* Start MATERIAL FOR THIS TASK *
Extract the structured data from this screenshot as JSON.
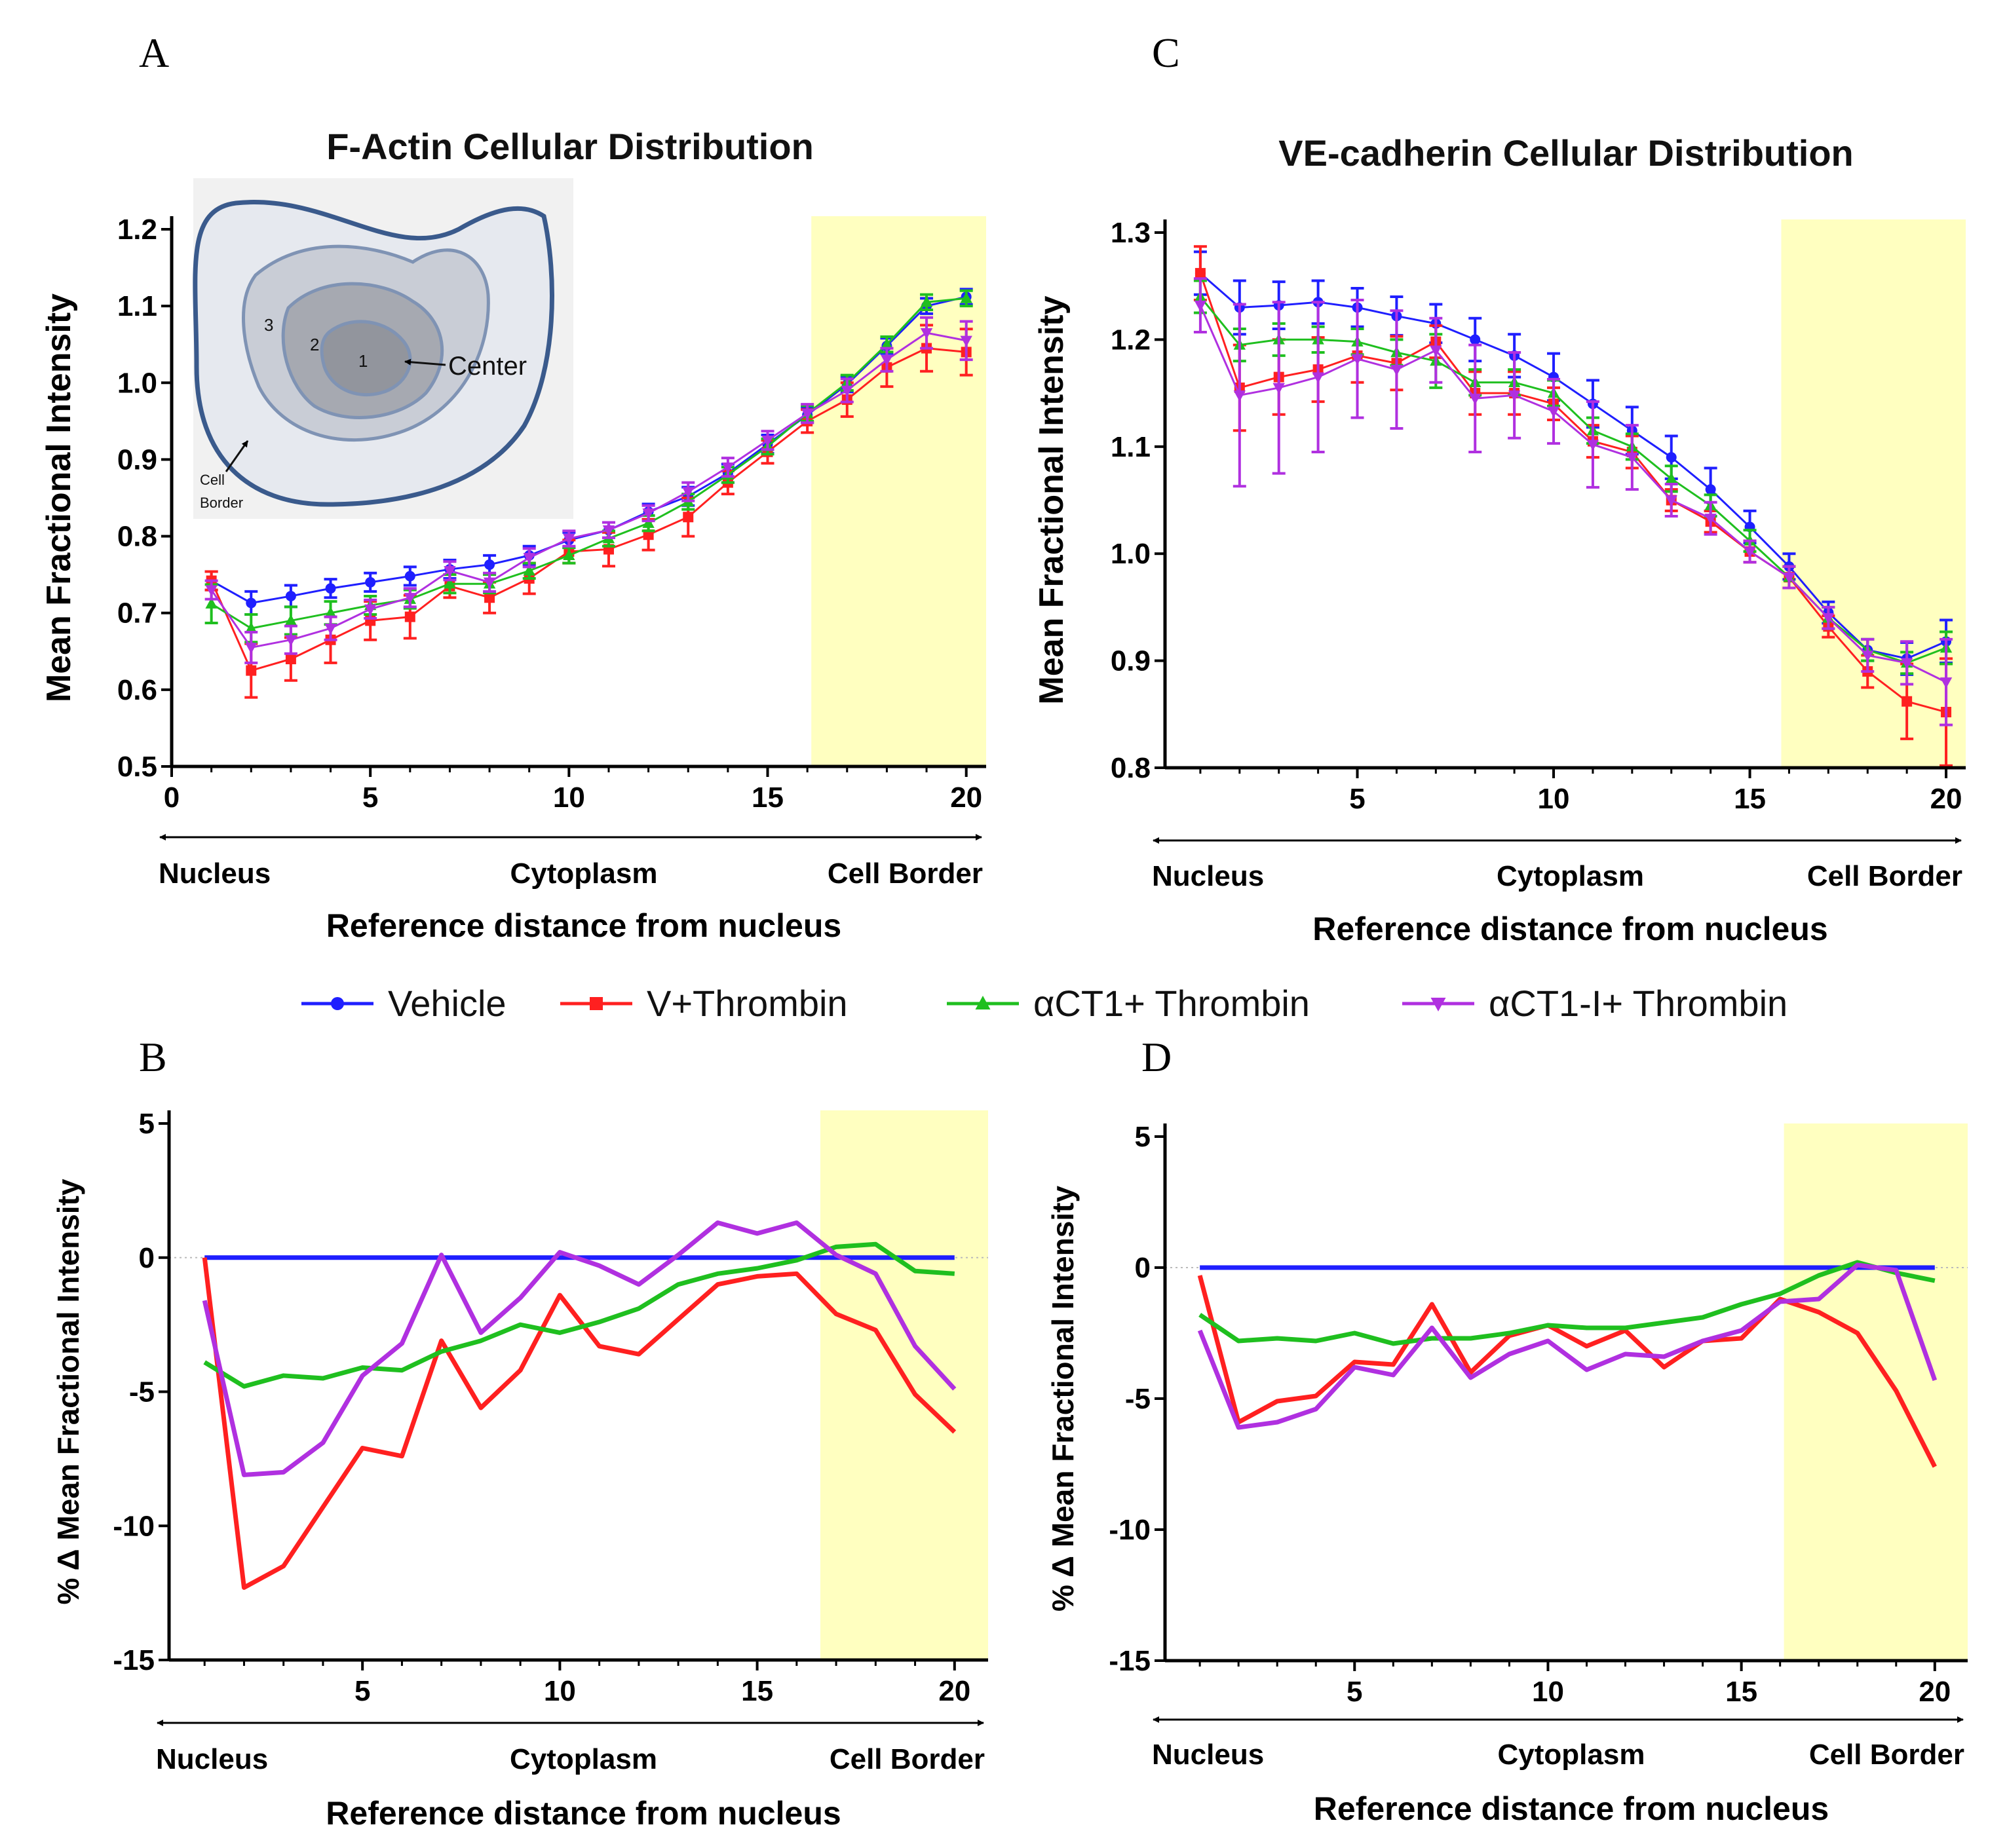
{
  "legend": [
    {
      "label": "Vehicle",
      "color": "#1f1fff",
      "marker": "circle"
    },
    {
      "label": "V+Thrombin",
      "color": "#ff2020",
      "marker": "square"
    },
    {
      "label": "αCT1+ Thrombin",
      "color": "#1fbf1f",
      "marker": "triangle-up"
    },
    {
      "label": "αCT1-I+ Thrombin",
      "color": "#b030e0",
      "marker": "triangle-down"
    }
  ],
  "colors": {
    "highlight": "#ffffc0",
    "axis": "#000000"
  },
  "chart_data": [
    {
      "panel": "A",
      "type": "line",
      "title": "F-Actin Cellular  Distribution",
      "ylabel": "Mean Fractional Intensity",
      "xlabel": "Reference distance from nucleus",
      "region_labels": [
        "Nucleus",
        "Cytoplasm",
        "Cell Border"
      ],
      "xlim": [
        0,
        20.5
      ],
      "ylim": [
        0.5,
        1.2
      ],
      "xticks": [
        0,
        5,
        10,
        15,
        20
      ],
      "yticks": [
        0.5,
        0.6,
        0.7,
        0.8,
        0.9,
        1.0,
        1.1,
        1.2
      ],
      "ytick_labels": [
        "0.5",
        "0.6",
        "0.7",
        "0.8",
        "0.9",
        "1.0",
        "1.1",
        "1.2"
      ],
      "highlight_x": [
        16.1,
        20.5
      ],
      "x": [
        1,
        2,
        3,
        4,
        5,
        6,
        7,
        8,
        9,
        10,
        11,
        12,
        13,
        14,
        15,
        16,
        17,
        18,
        19,
        20
      ],
      "series": [
        {
          "name": "Vehicle",
          "values": [
            0.742,
            0.713,
            0.722,
            0.732,
            0.74,
            0.748,
            0.757,
            0.763,
            0.775,
            0.795,
            0.808,
            0.832,
            0.852,
            0.882,
            0.92,
            0.958,
            0.998,
            1.048,
            1.1,
            1.112
          ],
          "errors": [
            0.012,
            0.015,
            0.014,
            0.012,
            0.012,
            0.012,
            0.012,
            0.012,
            0.012,
            0.01,
            0.01,
            0.01,
            0.012,
            0.012,
            0.012,
            0.01,
            0.01,
            0.01,
            0.01,
            0.01
          ]
        },
        {
          "name": "V+Thrombin",
          "values": [
            0.742,
            0.625,
            0.64,
            0.665,
            0.69,
            0.695,
            0.735,
            0.72,
            0.745,
            0.78,
            0.783,
            0.802,
            0.825,
            0.87,
            0.91,
            0.95,
            0.978,
            1.02,
            1.045,
            1.04
          ],
          "errors": [
            0.012,
            0.035,
            0.028,
            0.03,
            0.025,
            0.028,
            0.015,
            0.02,
            0.02,
            0.015,
            0.022,
            0.02,
            0.025,
            0.015,
            0.015,
            0.015,
            0.022,
            0.025,
            0.03,
            0.03
          ]
        },
        {
          "name": "αCT1+ Thrombin",
          "values": [
            0.712,
            0.68,
            0.69,
            0.7,
            0.71,
            0.718,
            0.738,
            0.738,
            0.755,
            0.775,
            0.797,
            0.817,
            0.845,
            0.88,
            0.917,
            0.96,
            1.0,
            1.05,
            1.105,
            1.11
          ],
          "errors": [
            0.025,
            0.018,
            0.018,
            0.015,
            0.012,
            0.012,
            0.012,
            0.012,
            0.01,
            0.01,
            0.01,
            0.01,
            0.01,
            0.01,
            0.01,
            0.01,
            0.01,
            0.01,
            0.01,
            0.01
          ]
        },
        {
          "name": "αCT1-I+ Thrombin",
          "values": [
            0.73,
            0.655,
            0.665,
            0.68,
            0.705,
            0.72,
            0.755,
            0.74,
            0.772,
            0.797,
            0.808,
            0.83,
            0.858,
            0.89,
            0.925,
            0.96,
            0.99,
            1.03,
            1.065,
            1.055
          ],
          "errors": [
            0.012,
            0.02,
            0.018,
            0.015,
            0.012,
            0.012,
            0.012,
            0.012,
            0.012,
            0.01,
            0.01,
            0.01,
            0.012,
            0.012,
            0.012,
            0.012,
            0.015,
            0.015,
            0.02,
            0.025
          ]
        }
      ],
      "inset": {
        "labels": [
          "1",
          "2",
          "3",
          "Center",
          "Cell",
          "Border"
        ]
      }
    },
    {
      "panel": "C",
      "type": "line",
      "title": "VE-cadherin Cellular Distribution",
      "ylabel": "Mean Fractional Intensity",
      "xlabel": "Reference distance from nucleus",
      "region_labels": [
        "Nucleus",
        "Cytoplasm",
        "Cell Border"
      ],
      "xlim": [
        0.1,
        20.5
      ],
      "ylim": [
        0.8,
        1.3
      ],
      "xticks": [
        5,
        10,
        15,
        20
      ],
      "yticks": [
        0.8,
        0.9,
        1.0,
        1.1,
        1.2,
        1.3
      ],
      "ytick_labels": [
        "0.8",
        "0.9",
        "1.0",
        "1.1",
        "1.2",
        "1.3"
      ],
      "highlight_x": [
        15.8,
        20.5
      ],
      "x": [
        1,
        2,
        3,
        4,
        5,
        6,
        7,
        8,
        9,
        10,
        11,
        12,
        13,
        14,
        15,
        16,
        17,
        18,
        19,
        20
      ],
      "series": [
        {
          "name": "Vehicle",
          "values": [
            1.262,
            1.23,
            1.232,
            1.235,
            1.23,
            1.222,
            1.215,
            1.2,
            1.185,
            1.165,
            1.14,
            1.115,
            1.09,
            1.06,
            1.025,
            0.988,
            0.945,
            0.91,
            0.902,
            0.918
          ],
          "errors": [
            0.02,
            0.025,
            0.022,
            0.02,
            0.018,
            0.018,
            0.018,
            0.02,
            0.02,
            0.022,
            0.022,
            0.022,
            0.02,
            0.02,
            0.015,
            0.012,
            0.01,
            0.01,
            0.015,
            0.02
          ]
        },
        {
          "name": "V+Thrombin",
          "values": [
            1.262,
            1.155,
            1.165,
            1.172,
            1.185,
            1.178,
            1.198,
            1.15,
            1.15,
            1.14,
            1.105,
            1.095,
            1.05,
            1.03,
            1.002,
            0.978,
            0.932,
            0.89,
            0.862,
            0.852
          ],
          "errors": [
            0.025,
            0.04,
            0.035,
            0.03,
            0.025,
            0.025,
            0.015,
            0.02,
            0.02,
            0.015,
            0.015,
            0.015,
            0.01,
            0.01,
            0.01,
            0.01,
            0.01,
            0.015,
            0.035,
            0.05
          ]
        },
        {
          "name": "αCT1+ Thrombin",
          "values": [
            1.24,
            1.195,
            1.2,
            1.2,
            1.198,
            1.188,
            1.18,
            1.16,
            1.16,
            1.15,
            1.115,
            1.1,
            1.07,
            1.045,
            1.012,
            0.978,
            0.94,
            0.91,
            0.898,
            0.912
          ],
          "errors": [
            0.015,
            0.015,
            0.015,
            0.012,
            0.012,
            0.012,
            0.025,
            0.012,
            0.012,
            0.012,
            0.012,
            0.012,
            0.012,
            0.01,
            0.01,
            0.01,
            0.01,
            0.01,
            0.01,
            0.015
          ]
        },
        {
          "name": "αCT1-I+ Thrombin",
          "values": [
            1.232,
            1.148,
            1.155,
            1.165,
            1.182,
            1.172,
            1.19,
            1.145,
            1.148,
            1.133,
            1.102,
            1.09,
            1.05,
            1.033,
            1.002,
            0.978,
            0.94,
            0.905,
            0.898,
            0.88
          ],
          "errors": [
            0.025,
            0.085,
            0.08,
            0.07,
            0.055,
            0.055,
            0.03,
            0.05,
            0.04,
            0.03,
            0.04,
            0.03,
            0.015,
            0.015,
            0.01,
            0.01,
            0.01,
            0.015,
            0.02,
            0.04
          ]
        }
      ]
    },
    {
      "panel": "B",
      "type": "line",
      "title": "",
      "ylabel": "% Δ Mean Fractional Intensity",
      "xlabel": "Reference distance from nucleus",
      "region_labels": [
        "Nucleus",
        "Cytoplasm",
        "Cell Border"
      ],
      "xlim": [
        0.1,
        20.85
      ],
      "ylim": [
        -15,
        5
      ],
      "xticks": [
        5,
        10,
        15,
        20
      ],
      "yticks": [
        -15,
        -10,
        -5,
        0,
        5
      ],
      "ytick_labels": [
        "-15",
        "-10",
        "-5",
        "0",
        "5"
      ],
      "highlight_x": [
        16.6,
        20.85
      ],
      "x": [
        1,
        2,
        3,
        4,
        5,
        6,
        7,
        8,
        9,
        10,
        11,
        12,
        13,
        14,
        15,
        16,
        17,
        18,
        19,
        20
      ],
      "series": [
        {
          "name": "Vehicle",
          "values": [
            0,
            0,
            0,
            0,
            0,
            0,
            0,
            0,
            0,
            0,
            0,
            0,
            0,
            0,
            0,
            0,
            0,
            0,
            0,
            0
          ]
        },
        {
          "name": "V+Thrombin",
          "values": [
            0,
            -12.3,
            -11.5,
            -9.3,
            -7.1,
            -7.4,
            -3.1,
            -5.6,
            -4.2,
            -1.4,
            -3.3,
            -3.6,
            -2.3,
            -1.0,
            -0.7,
            -0.6,
            -2.1,
            -2.7,
            -5.1,
            -6.5
          ]
        },
        {
          "name": "αCT1+ Thrombin",
          "values": [
            -3.9,
            -4.8,
            -4.4,
            -4.5,
            -4.1,
            -4.2,
            -3.5,
            -3.1,
            -2.5,
            -2.8,
            -2.4,
            -1.9,
            -1.0,
            -0.6,
            -0.4,
            -0.1,
            0.4,
            0.5,
            -0.5,
            -0.6
          ]
        },
        {
          "name": "αCT1-I+ Thrombin",
          "values": [
            -1.6,
            -8.1,
            -8.0,
            -6.9,
            -4.4,
            -3.2,
            0.1,
            -2.8,
            -1.5,
            0.2,
            -0.3,
            -1.0,
            0.1,
            1.3,
            0.9,
            1.3,
            0.1,
            -0.6,
            -3.3,
            -4.9
          ]
        }
      ]
    },
    {
      "panel": "D",
      "type": "line",
      "title": "",
      "ylabel": "% Δ Mean Fractional Intensity",
      "xlabel": "Reference distance from nucleus",
      "region_labels": [
        "Nucleus",
        "Cytoplasm",
        "Cell Border"
      ],
      "xlim": [
        0.1,
        20.85
      ],
      "ylim": [
        -15,
        5
      ],
      "xticks": [
        5,
        10,
        15,
        20
      ],
      "yticks": [
        -15,
        -10,
        -5,
        0,
        5
      ],
      "ytick_labels": [
        "-15",
        "-10",
        "-5",
        "0",
        "5"
      ],
      "highlight_x": [
        16.1,
        20.85
      ],
      "x": [
        1,
        2,
        3,
        4,
        5,
        6,
        7,
        8,
        9,
        10,
        11,
        12,
        13,
        14,
        15,
        16,
        17,
        18,
        19,
        20
      ],
      "series": [
        {
          "name": "Vehicle",
          "values": [
            0,
            0,
            0,
            0,
            0,
            0,
            0,
            0,
            0,
            0,
            0,
            0,
            0,
            0,
            0,
            0,
            0,
            0,
            0,
            0
          ]
        },
        {
          "name": "V+Thrombin",
          "values": [
            -0.3,
            -5.9,
            -5.1,
            -4.9,
            -3.6,
            -3.7,
            -1.4,
            -4.0,
            -2.6,
            -2.2,
            -3.0,
            -2.4,
            -3.8,
            -2.8,
            -2.7,
            -1.2,
            -1.7,
            -2.5,
            -4.7,
            -7.6
          ]
        },
        {
          "name": "αCT1+ Thrombin",
          "values": [
            -1.8,
            -2.8,
            -2.7,
            -2.8,
            -2.5,
            -2.9,
            -2.7,
            -2.7,
            -2.5,
            -2.2,
            -2.3,
            -2.3,
            -2.1,
            -1.9,
            -1.4,
            -1.0,
            -0.3,
            0.2,
            -0.2,
            -0.5
          ]
        },
        {
          "name": "αCT1-I+ Thrombin",
          "values": [
            -2.4,
            -6.1,
            -5.9,
            -5.4,
            -3.8,
            -4.1,
            -2.3,
            -4.2,
            -3.3,
            -2.8,
            -3.9,
            -3.3,
            -3.4,
            -2.8,
            -2.4,
            -1.3,
            -1.2,
            0.1,
            -0.1,
            -4.3
          ]
        }
      ]
    }
  ],
  "panel_letters": [
    "A",
    "C",
    "B",
    "D"
  ]
}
* End MATERIAL FOR THIS TASK *
→ **WORK REQUIRED**:
Extract all lines from the data in which "Distribution" is found.

→ **COMPLETE RESPONSE**:
      "title": "F-Actin Cellular  Distribution",
      "title": "VE-cadherin Cellular Distribution",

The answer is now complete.